══ RECORDS PROVIDED

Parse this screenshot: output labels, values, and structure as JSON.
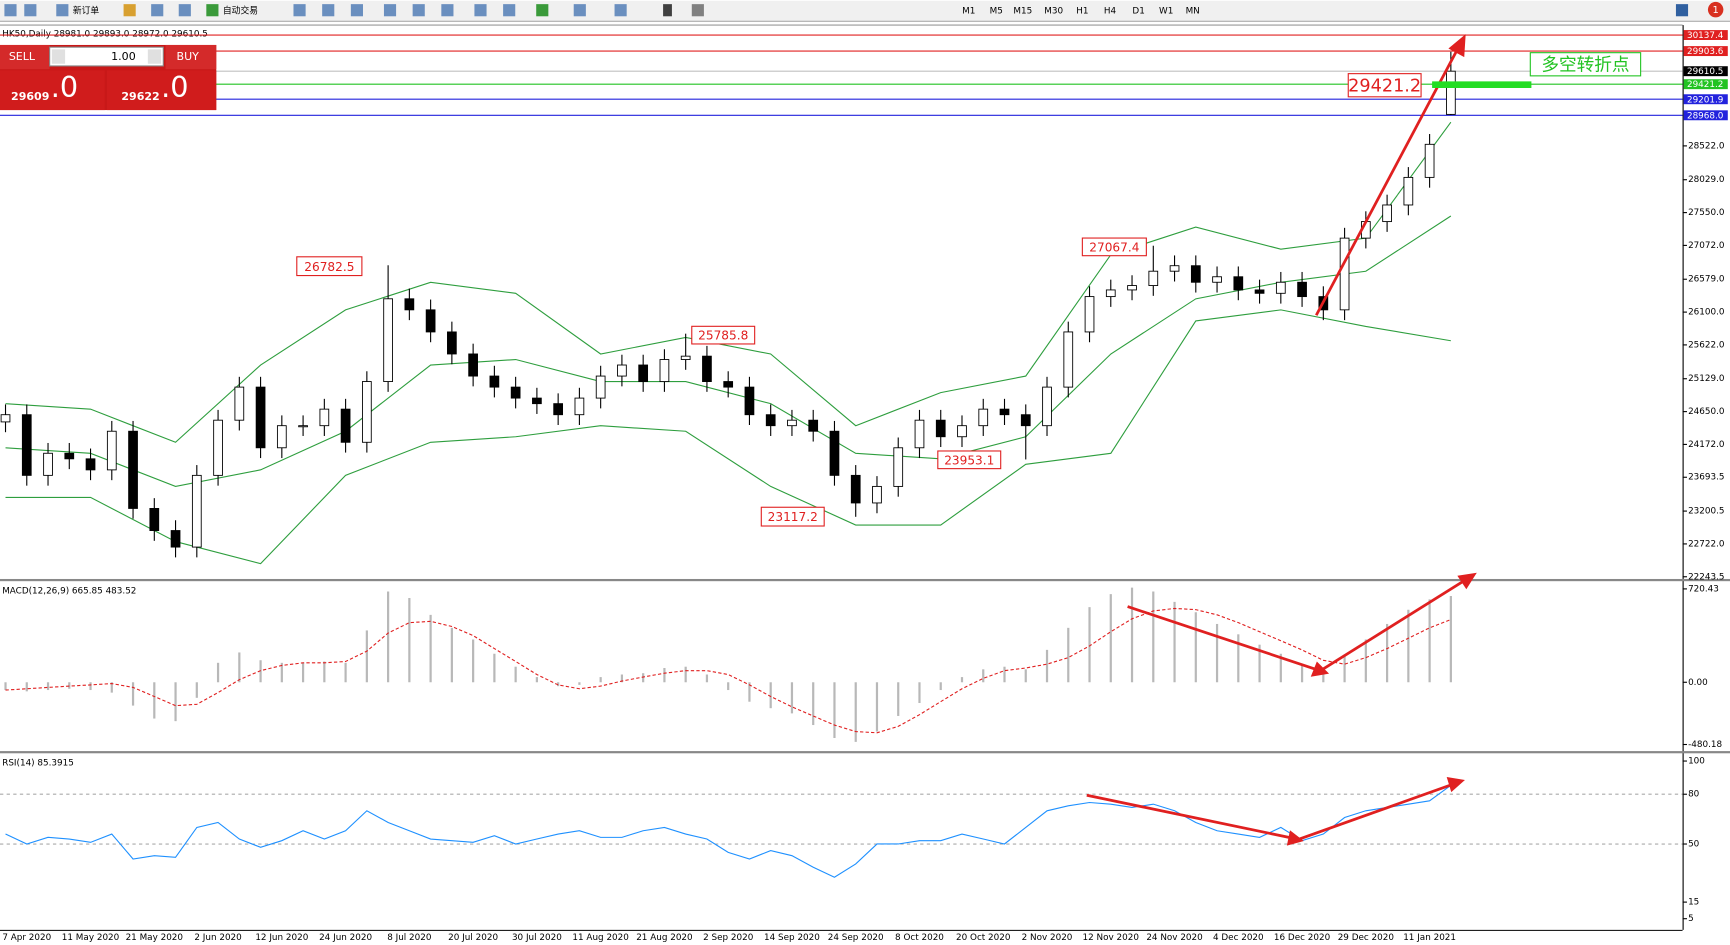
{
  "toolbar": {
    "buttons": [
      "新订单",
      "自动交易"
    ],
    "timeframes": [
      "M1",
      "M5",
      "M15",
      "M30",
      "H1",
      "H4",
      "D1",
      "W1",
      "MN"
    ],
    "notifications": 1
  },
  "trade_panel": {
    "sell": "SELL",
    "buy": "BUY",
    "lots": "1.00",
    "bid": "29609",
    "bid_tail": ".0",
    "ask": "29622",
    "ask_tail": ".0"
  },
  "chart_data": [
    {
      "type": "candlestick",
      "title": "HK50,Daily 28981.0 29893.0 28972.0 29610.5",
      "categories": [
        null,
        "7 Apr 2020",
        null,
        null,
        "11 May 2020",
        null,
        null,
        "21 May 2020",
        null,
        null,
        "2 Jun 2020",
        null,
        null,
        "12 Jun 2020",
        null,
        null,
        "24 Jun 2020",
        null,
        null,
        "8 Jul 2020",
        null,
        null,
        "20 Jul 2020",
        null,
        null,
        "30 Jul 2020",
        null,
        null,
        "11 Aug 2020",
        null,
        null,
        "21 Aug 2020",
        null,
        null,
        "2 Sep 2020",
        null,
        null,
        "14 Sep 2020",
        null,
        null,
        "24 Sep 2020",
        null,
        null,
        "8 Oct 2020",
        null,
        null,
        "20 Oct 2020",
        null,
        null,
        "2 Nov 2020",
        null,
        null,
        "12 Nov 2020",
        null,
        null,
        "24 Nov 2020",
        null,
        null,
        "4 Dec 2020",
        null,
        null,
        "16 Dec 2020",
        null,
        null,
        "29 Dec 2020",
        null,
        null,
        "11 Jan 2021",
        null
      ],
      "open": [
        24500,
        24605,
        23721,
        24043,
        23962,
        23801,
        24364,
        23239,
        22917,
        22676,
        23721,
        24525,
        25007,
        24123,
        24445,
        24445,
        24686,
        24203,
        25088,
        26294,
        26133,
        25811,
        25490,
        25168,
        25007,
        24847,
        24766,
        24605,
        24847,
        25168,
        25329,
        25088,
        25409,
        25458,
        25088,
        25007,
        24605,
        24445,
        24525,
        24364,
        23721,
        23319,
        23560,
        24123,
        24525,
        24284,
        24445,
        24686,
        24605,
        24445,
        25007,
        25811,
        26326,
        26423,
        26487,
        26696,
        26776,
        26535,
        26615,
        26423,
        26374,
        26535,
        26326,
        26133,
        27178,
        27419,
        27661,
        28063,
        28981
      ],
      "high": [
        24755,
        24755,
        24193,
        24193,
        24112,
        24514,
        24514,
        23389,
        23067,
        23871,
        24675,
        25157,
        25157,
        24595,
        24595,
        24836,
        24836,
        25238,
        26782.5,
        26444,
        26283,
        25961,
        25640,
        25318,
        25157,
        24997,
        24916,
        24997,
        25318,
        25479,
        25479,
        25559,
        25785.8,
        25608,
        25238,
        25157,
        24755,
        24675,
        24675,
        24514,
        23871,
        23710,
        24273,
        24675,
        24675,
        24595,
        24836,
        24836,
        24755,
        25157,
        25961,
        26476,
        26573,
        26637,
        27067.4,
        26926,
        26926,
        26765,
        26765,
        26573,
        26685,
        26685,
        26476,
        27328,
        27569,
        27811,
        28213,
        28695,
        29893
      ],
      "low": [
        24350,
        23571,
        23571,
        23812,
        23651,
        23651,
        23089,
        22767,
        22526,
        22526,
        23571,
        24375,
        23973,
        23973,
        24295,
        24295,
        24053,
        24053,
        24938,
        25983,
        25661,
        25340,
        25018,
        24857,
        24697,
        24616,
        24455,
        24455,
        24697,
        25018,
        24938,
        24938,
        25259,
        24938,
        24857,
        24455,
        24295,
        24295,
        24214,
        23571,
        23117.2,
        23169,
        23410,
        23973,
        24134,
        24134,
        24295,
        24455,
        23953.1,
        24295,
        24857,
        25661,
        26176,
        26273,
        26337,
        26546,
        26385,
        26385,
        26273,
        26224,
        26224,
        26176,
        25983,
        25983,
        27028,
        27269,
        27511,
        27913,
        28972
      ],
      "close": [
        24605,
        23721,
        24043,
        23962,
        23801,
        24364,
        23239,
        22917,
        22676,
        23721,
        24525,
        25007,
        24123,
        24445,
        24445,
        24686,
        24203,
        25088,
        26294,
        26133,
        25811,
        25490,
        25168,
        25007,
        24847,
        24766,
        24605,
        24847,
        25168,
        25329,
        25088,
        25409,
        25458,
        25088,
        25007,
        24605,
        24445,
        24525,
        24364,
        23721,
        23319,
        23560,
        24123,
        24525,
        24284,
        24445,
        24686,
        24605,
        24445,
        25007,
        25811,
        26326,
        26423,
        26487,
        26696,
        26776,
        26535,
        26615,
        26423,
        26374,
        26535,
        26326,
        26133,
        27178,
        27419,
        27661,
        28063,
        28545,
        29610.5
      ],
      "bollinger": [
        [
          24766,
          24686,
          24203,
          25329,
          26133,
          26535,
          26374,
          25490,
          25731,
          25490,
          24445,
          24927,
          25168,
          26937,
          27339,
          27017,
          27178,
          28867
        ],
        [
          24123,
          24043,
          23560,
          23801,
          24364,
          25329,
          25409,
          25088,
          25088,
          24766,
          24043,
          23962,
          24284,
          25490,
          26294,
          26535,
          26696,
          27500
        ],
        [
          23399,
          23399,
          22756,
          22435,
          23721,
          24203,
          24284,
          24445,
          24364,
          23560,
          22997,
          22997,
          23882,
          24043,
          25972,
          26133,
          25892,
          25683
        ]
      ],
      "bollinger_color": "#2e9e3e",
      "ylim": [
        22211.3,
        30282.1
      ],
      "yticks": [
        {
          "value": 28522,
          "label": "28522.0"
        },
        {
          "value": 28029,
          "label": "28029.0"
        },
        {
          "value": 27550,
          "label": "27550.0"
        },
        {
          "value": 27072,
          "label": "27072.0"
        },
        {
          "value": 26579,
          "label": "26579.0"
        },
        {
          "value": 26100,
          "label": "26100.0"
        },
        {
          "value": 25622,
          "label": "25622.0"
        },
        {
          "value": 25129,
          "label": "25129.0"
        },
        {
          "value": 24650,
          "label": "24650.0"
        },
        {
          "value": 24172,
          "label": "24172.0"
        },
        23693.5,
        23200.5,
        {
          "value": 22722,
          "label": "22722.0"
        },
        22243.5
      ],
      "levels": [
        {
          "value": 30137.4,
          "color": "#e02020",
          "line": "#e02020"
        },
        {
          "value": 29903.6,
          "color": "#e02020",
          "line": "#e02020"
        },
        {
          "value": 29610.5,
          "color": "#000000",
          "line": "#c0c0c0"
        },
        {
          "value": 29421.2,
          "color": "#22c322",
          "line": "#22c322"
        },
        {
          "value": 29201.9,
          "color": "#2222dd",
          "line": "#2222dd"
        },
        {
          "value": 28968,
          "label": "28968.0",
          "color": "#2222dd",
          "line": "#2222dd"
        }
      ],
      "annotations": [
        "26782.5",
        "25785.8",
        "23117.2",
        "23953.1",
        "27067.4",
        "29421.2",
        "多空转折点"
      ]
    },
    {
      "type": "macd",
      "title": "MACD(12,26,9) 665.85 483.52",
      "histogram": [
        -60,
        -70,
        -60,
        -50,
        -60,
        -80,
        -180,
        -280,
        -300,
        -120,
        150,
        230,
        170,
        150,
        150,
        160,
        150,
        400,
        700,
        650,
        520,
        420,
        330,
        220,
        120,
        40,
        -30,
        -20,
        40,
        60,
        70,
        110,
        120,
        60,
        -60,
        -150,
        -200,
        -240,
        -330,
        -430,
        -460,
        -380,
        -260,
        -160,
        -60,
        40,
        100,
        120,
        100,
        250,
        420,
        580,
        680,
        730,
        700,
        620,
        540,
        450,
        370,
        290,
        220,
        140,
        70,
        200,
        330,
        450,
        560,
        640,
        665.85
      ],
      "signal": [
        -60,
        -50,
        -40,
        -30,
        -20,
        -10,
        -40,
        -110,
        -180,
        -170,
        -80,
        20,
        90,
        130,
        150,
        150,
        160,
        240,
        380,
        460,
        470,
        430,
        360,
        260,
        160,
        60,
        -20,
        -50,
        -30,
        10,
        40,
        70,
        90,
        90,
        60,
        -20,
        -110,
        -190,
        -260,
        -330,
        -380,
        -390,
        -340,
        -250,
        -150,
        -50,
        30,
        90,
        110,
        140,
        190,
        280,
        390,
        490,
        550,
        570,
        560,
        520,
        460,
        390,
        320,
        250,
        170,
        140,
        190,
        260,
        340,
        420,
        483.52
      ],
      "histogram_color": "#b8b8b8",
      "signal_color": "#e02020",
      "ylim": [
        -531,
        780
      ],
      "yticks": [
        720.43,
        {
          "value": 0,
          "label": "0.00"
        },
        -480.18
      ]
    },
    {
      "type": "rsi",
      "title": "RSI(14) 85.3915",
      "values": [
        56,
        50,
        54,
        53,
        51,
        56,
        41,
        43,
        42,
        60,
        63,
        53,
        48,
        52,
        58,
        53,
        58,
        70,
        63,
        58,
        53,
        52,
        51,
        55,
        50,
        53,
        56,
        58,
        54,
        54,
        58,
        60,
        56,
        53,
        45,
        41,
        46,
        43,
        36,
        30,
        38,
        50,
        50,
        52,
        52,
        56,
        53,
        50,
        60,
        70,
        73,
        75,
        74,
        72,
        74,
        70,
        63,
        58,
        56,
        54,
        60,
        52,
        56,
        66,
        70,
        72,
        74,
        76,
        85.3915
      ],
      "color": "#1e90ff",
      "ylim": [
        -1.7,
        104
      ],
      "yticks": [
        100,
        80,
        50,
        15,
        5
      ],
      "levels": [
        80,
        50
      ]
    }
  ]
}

════

== REQUIRED TASK ==
Go through the listing above and pull out each line containing the word "title".

== ANSWER ==
      "title": "HK50,Daily 28981.0 29893.0 28972.0 29610.5",
      "title": "MACD(12,26,9) 665.85 483.52",
      "title": "RSI(14) 85.3915",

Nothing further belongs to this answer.